#### Problem details:
Print exactly the lines from the one containing "Read this page and output its text content." through the last line of the listing, both included.

#### Dataset:
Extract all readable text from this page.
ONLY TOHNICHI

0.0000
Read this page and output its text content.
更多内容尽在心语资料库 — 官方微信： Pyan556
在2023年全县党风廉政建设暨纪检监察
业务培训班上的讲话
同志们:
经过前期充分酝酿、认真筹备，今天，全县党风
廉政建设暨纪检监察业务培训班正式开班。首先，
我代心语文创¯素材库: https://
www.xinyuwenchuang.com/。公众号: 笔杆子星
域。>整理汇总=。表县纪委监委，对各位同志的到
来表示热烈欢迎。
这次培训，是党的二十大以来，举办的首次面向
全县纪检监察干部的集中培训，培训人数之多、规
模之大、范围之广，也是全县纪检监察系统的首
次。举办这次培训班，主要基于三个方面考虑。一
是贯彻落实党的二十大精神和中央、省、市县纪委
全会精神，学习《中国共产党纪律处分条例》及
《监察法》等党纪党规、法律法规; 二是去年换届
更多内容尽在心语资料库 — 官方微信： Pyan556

#### Task response:
Read this page and output its text content.
更多内容尽在心语资料库 — 官方微信： Pyan556
在2023年全县党风廉政建设暨纪检监察
业务培训班上的讲话
同志们:
经过前期充分酝酿、认真筹备，今天，全县党风
廉政建设暨纪检监察业务培训班正式开班。首先，
我代心语文创¯素材库: https://
www.xinyuwenchuang.com/。公众号: 笔杆子星
域。>整理汇总=。表县纪委监委，对各位同志的到
来表示热烈欢迎。
这次培训，是党的二十大以来，举办的首次面向
全县纪检监察干部的集中培训，培训人数之多、规
模之大、范围之广，也是全县纪检监察系统的首
次。举办这次培训班，主要基于三个方面考虑。一
是贯彻落实党的二十大精神和中央、省、市县纪委
全会精神，学习《中国共产党纪律处分条例》及
《监察法》等党纪党规、法律法规; 二是去年换届
更多内容尽在心语资料库 — 官方微信： Pyan556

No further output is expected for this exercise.